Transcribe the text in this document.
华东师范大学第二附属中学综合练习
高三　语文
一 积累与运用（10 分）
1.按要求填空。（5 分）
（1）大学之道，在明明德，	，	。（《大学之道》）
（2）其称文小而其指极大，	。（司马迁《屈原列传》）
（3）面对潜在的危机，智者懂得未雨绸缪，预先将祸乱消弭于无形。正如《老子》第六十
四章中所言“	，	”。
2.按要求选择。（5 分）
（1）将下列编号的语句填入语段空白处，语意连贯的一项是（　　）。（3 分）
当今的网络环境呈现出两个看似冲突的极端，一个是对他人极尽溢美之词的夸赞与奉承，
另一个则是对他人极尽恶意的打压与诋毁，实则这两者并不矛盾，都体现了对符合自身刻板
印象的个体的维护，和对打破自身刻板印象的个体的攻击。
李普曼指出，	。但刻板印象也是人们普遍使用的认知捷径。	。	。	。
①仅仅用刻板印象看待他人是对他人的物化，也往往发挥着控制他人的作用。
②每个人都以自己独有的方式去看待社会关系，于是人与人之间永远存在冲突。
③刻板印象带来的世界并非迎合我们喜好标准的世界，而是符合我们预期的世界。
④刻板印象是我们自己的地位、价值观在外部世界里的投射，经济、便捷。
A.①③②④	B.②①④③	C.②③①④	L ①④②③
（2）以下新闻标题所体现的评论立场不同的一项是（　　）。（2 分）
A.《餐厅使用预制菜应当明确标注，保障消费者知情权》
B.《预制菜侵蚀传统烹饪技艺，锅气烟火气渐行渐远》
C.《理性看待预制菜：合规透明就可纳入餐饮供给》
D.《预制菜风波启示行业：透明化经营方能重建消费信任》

• • • •

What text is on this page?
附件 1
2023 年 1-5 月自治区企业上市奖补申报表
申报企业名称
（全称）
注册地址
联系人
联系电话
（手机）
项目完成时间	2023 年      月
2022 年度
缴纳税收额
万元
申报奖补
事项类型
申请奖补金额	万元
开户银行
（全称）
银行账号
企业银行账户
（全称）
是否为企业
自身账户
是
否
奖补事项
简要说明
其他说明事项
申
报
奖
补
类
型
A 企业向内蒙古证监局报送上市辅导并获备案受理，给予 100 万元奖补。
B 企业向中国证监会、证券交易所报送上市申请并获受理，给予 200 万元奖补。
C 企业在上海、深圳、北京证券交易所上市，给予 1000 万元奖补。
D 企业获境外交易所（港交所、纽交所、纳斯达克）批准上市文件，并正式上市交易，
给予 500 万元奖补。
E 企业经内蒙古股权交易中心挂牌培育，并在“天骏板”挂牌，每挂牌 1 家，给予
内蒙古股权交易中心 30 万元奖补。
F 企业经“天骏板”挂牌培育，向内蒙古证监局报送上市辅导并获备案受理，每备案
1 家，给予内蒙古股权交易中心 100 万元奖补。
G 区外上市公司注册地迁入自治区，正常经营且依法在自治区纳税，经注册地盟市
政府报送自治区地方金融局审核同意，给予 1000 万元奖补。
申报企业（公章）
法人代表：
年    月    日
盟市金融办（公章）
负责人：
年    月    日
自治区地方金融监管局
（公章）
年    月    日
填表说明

• • • •

● GIVEN PROBLEM: Copy in full each line that holds the word "this".

● RESULT OF THE EXERCISE:
Transcribe the text in this document.
What text is on this page?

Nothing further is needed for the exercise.